» **Raw records**
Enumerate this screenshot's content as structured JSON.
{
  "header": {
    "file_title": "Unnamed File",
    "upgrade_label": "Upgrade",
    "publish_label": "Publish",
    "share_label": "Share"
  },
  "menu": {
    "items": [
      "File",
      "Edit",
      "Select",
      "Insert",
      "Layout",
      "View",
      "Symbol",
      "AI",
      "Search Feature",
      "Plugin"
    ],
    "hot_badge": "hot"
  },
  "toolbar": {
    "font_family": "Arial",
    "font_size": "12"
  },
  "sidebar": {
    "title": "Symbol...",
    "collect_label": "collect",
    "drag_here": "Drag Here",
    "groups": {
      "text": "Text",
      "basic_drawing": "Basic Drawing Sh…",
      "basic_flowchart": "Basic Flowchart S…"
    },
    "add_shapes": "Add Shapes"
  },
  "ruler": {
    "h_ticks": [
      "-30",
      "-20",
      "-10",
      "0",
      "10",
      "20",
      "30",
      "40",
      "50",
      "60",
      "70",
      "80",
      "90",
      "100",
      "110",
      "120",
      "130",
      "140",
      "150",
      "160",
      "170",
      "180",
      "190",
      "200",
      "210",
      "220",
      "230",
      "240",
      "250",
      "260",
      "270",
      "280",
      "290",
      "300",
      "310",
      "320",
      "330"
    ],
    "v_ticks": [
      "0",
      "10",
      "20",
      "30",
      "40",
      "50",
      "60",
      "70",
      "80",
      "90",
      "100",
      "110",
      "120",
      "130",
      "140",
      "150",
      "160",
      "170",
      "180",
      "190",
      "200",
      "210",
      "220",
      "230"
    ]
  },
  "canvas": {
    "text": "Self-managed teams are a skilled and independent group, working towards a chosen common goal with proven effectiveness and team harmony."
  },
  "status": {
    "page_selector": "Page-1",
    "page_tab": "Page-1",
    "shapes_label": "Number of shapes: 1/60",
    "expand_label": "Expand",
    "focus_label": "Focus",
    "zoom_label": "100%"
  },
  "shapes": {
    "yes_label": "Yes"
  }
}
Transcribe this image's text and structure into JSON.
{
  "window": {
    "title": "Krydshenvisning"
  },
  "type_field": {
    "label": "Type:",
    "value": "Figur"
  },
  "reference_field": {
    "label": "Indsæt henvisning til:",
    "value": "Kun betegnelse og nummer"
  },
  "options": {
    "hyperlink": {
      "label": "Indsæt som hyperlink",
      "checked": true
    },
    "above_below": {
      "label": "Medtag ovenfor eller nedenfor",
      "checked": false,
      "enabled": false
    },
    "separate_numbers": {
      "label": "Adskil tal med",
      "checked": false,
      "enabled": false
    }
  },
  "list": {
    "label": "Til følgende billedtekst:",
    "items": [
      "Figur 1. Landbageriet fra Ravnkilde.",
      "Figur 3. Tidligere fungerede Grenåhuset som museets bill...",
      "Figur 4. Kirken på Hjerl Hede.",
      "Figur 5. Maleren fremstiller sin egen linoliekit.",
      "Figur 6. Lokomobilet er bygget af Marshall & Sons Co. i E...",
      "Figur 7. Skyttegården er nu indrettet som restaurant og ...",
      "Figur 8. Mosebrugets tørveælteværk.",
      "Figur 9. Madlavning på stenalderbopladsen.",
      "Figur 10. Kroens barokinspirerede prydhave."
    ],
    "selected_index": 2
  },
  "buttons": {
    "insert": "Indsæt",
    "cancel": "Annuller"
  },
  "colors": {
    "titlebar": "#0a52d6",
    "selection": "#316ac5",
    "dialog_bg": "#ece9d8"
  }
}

» **Written request**
Reproduce the material precisely, including every line.

» **Answer for the task**
Enumerate this screenshot's content as structured JSON.
{
  "header": {
    "file_title": "Unnamed File",
    "upgrade_label": "Upgrade",
    "publish_label": "Publish",
    "share_label": "Share"
  },
  "menu": {
    "items": [
      "File",
      "Edit",
      "Select",
      "Insert",
      "Layout",
      "View",
      "Symbol",
      "AI",
      "Search Feature",
      "Plugin"
    ],
    "hot_badge": "hot"
  },
  "toolbar": {
    "font_family": "Arial",
    "font_size": "12"
  },
  "sidebar": {
    "title": "Symbol...",
    "collect_label": "collect",
    "drag_here": "Drag Here",
    "groups": {
      "text": "Text",
      "basic_drawing": "Basic Drawing Sh…",
      "basic_flowchart": "Basic Flowchart S…"
    },
    "add_shapes": "Add Shapes"
  },
  "ruler": {
    "h_ticks": [
      "-30",
      "-20",
      "-10",
      "0",
      "10",
      "20",
      "30",
      "40",
      "50",
      "60",
      "70",
      "80",
      "90",
      "100",
      "110",
      "120",
      "130",
      "140",
      "150",
      "160",
      "170",
      "180",
      "190",
      "200",
      "210",
      "220",
      "230",
      "240",
      "250",
      "260",
      "270",
      "280",
      "290",
      "300",
      "310",
      "320",
      "330"
    ],
    "v_ticks": [
      "0",
      "10",
      "20",
      "30",
      "40",
      "50",
      "60",
      "70",
      "80",
      "90",
      "100",
      "110",
      "120",
      "130",
      "140",
      "150",
      "160",
      "170",
      "180",
      "190",
      "200",
      "210",
      "220",
      "230"
    ]
  },
  "canvas": {
    "text": "Self-managed teams are a skilled and independent group, working towards a chosen common goal with proven effectiveness and team harmony."
  },
  "status": {
    "page_selector": "Page-1",
    "page_tab": "Page-1",
    "shapes_label": "Number of shapes: 1/60",
    "expand_label": "Expand",
    "focus_label": "Focus",
    "zoom_label": "100%"
  },
  "shapes": {
    "yes_label": "Yes"
  }
}
Transcribe this image's text and structure into JSON.
{
  "window": {
    "title": "Krydshenvisning"
  },
  "type_field": {
    "label": "Type:",
    "value": "Figur"
  },
  "reference_field": {
    "label": "Indsæt henvisning til:",
    "value": "Kun betegnelse og nummer"
  },
  "options": {
    "hyperlink": {
      "label": "Indsæt som hyperlink",
      "checked": true
    },
    "above_below": {
      "label": "Medtag ovenfor eller nedenfor",
      "checked": false,
      "enabled": false
    },
    "separate_numbers": {
      "label": "Adskil tal med",
      "checked": false,
      "enabled": false
    }
  },
  "list": {
    "label": "Til følgende billedtekst:",
    "items": [
      "Figur 1. Landbageriet fra Ravnkilde.",
      "Figur 3. Tidligere fungerede Grenåhuset som museets bill...",
      "Figur 4. Kirken på Hjerl Hede.",
      "Figur 5. Maleren fremstiller sin egen linoliekit.",
      "Figur 6. Lokomobilet er bygget af Marshall & Sons Co. i E...",
      "Figur 7. Skyttegården er nu indrettet som restaurant og ...",
      "Figur 8. Mosebrugets tørveælteværk.",
      "Figur 9. Madlavning på stenalderbopladsen.",
      "Figur 10. Kroens barokinspirerede prydhave."
    ],
    "selected_index": 2
  },
  "buttons": {
    "insert": "Indsæt",
    "cancel": "Annuller"
  },
  "colors": {
    "titlebar": "#0a52d6",
    "selection": "#316ac5",
    "dialog_bg": "#ece9d8"
  }
}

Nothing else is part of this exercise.